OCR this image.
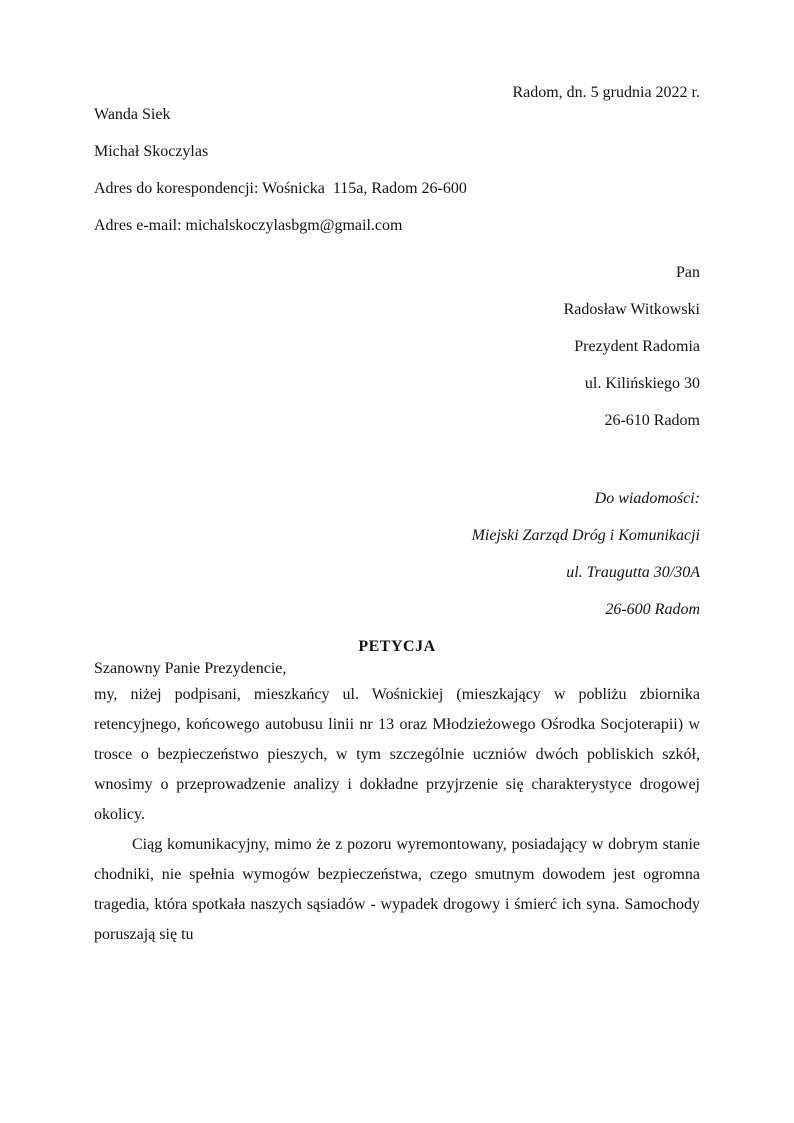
Radom, dn. 5 grudnia 2022 r.

Wanda Siek

Michał Skoczylas

Adres do korespondencji: Wośnicka  115a, Radom 26-600

Adres e-mail: michalskoczylasbgm@gmail.com

Pan

Radosław Witkowski

Prezydent Radomia

ul. Kilińskiego 30

26-610 Radom

Do wiadomości:

Miejski Zarząd Dróg i Komunikacji

ul. Traugutta 30/30A

26-600 Radom

PETYCJA

Szanowny Panie Prezydencie,

my, niżej podpisani, mieszkańcy ul. Wośnickiej (mieszkający w pobliżu zbiornika retencyjnego, końcowego autobusu linii nr 13 oraz Młodzieżowego Ośrodka Socjoterapii) w trosce o bezpieczeństwo pieszych, w tym szczególnie uczniów dwóch pobliskich szkół, wnosimy o przeprowadzenie analizy i dokładne przyjrzenie się charakterystyce drogowej okolicy.

Ciąg komunikacyjny, mimo że z pozoru wyremontowany, posiadający w dobrym stanie chodniki, nie spełnia wymogów bezpieczeństwa, czego smutnym dowodem jest ogromna tragedia, która spotkała naszych sąsiadów - wypadek drogowy i śmierć ich syna. Samochody poruszają się tu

◆ ◆ ◆ ◆

* Required work *
Show all lines above holding "Adres".

* Complete output *
Adres do korespondencji: Wośnicka  115a, Radom 26-600
Adres e-mail: michalskoczylasbgm@gmail.com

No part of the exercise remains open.